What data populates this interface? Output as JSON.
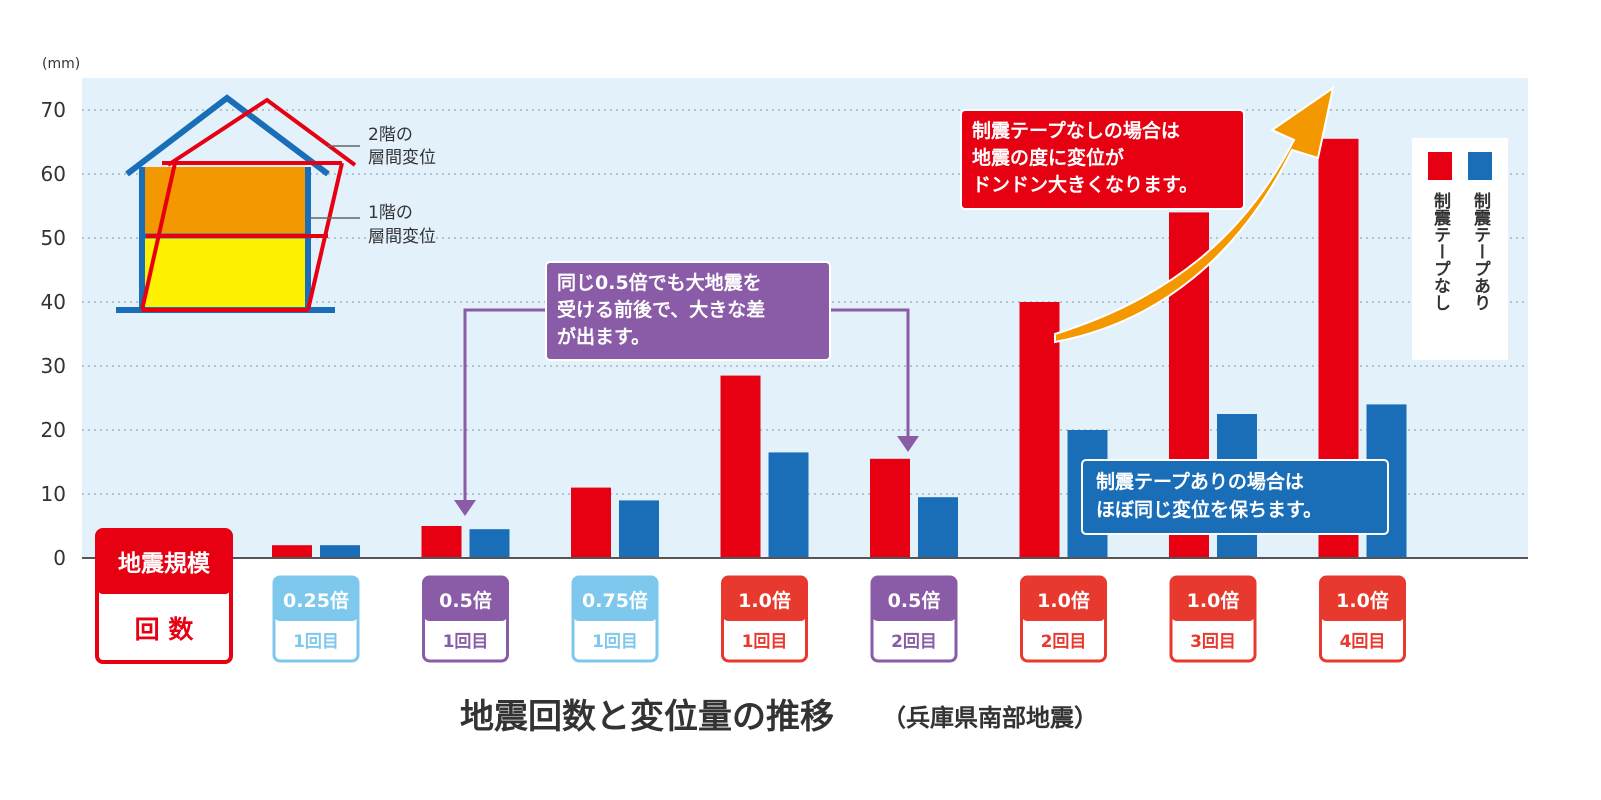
{
  "chart_data": {
    "type": "bar",
    "title": "地震回数と変位量の推移",
    "subtitle": "（兵庫県南部地震）",
    "ylabel": "(mm)",
    "ylim": [
      0,
      75
    ],
    "yticks": [
      0,
      10,
      20,
      30,
      40,
      50,
      60,
      70
    ],
    "grid": true,
    "legend_position": "right",
    "row_header_scale": "地震規模",
    "row_header_count": "回 数",
    "categories": [
      {
        "scale": "0.25倍",
        "count": "1回目",
        "color": "#7ec8ee"
      },
      {
        "scale": "0.5倍",
        "count": "1回目",
        "color": "#8a5ba6"
      },
      {
        "scale": "0.75倍",
        "count": "1回目",
        "color": "#7ec8ee"
      },
      {
        "scale": "1.0倍",
        "count": "1回目",
        "color": "#e8392f"
      },
      {
        "scale": "0.5倍",
        "count": "2回目",
        "color": "#8a5ba6"
      },
      {
        "scale": "1.0倍",
        "count": "2回目",
        "color": "#e8392f"
      },
      {
        "scale": "1.0倍",
        "count": "3回目",
        "color": "#e8392f"
      },
      {
        "scale": "1.0倍",
        "count": "4回目",
        "color": "#e8392f"
      }
    ],
    "series": [
      {
        "name": "制震テープなし",
        "color": "#e60012",
        "values": [
          2,
          5,
          11,
          28.5,
          15.5,
          40,
          54,
          65.5
        ]
      },
      {
        "name": "制震テープあり",
        "color": "#1a6eb8",
        "values": [
          2,
          4.5,
          9,
          16.5,
          9.5,
          20,
          22.5,
          24
        ]
      }
    ]
  },
  "annotations": {
    "red_note": [
      "制震テープなしの場合は",
      "地震の度に変位が",
      "ドンドン大きくなります。"
    ],
    "purple_note": [
      "同じ0.5倍でも大地震を",
      "受ける前後で、大きな差",
      "が出ます。"
    ],
    "blue_note": [
      "制震テープありの場合は",
      "ほぼ同じ変位を保ちます。"
    ]
  },
  "house": {
    "floor2_label": [
      "2階の",
      "層間変位"
    ],
    "floor1_label": [
      "1階の",
      "層間変位"
    ]
  }
}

WHAT THE TASK REQUIRES:
Give an exact reproduction of every line, leaving out any picture.

REPLY:
What data populates this interface? Output as JSON.
{
  "chart_data": {
    "type": "bar",
    "title": "地震回数と変位量の推移",
    "subtitle": "（兵庫県南部地震）",
    "ylabel": "(mm)",
    "ylim": [
      0,
      75
    ],
    "yticks": [
      0,
      10,
      20,
      30,
      40,
      50,
      60,
      70
    ],
    "grid": true,
    "legend_position": "right",
    "row_header_scale": "地震規模",
    "row_header_count": "回 数",
    "categories": [
      {
        "scale": "0.25倍",
        "count": "1回目",
        "color": "#7ec8ee"
      },
      {
        "scale": "0.5倍",
        "count": "1回目",
        "color": "#8a5ba6"
      },
      {
        "scale": "0.75倍",
        "count": "1回目",
        "color": "#7ec8ee"
      },
      {
        "scale": "1.0倍",
        "count": "1回目",
        "color": "#e8392f"
      },
      {
        "scale": "0.5倍",
        "count": "2回目",
        "color": "#8a5ba6"
      },
      {
        "scale": "1.0倍",
        "count": "2回目",
        "color": "#e8392f"
      },
      {
        "scale": "1.0倍",
        "count": "3回目",
        "color": "#e8392f"
      },
      {
        "scale": "1.0倍",
        "count": "4回目",
        "color": "#e8392f"
      }
    ],
    "series": [
      {
        "name": "制震テープなし",
        "color": "#e60012",
        "values": [
          2,
          5,
          11,
          28.5,
          15.5,
          40,
          54,
          65.5
        ]
      },
      {
        "name": "制震テープあり",
        "color": "#1a6eb8",
        "values": [
          2,
          4.5,
          9,
          16.5,
          9.5,
          20,
          22.5,
          24
        ]
      }
    ]
  },
  "annotations": {
    "red_note": [
      "制震テープなしの場合は",
      "地震の度に変位が",
      "ドンドン大きくなります。"
    ],
    "purple_note": [
      "同じ0.5倍でも大地震を",
      "受ける前後で、大きな差",
      "が出ます。"
    ],
    "blue_note": [
      "制震テープありの場合は",
      "ほぼ同じ変位を保ちます。"
    ]
  },
  "house": {
    "floor2_label": [
      "2階の",
      "層間変位"
    ],
    "floor1_label": [
      "1階の",
      "層間変位"
    ]
  }
}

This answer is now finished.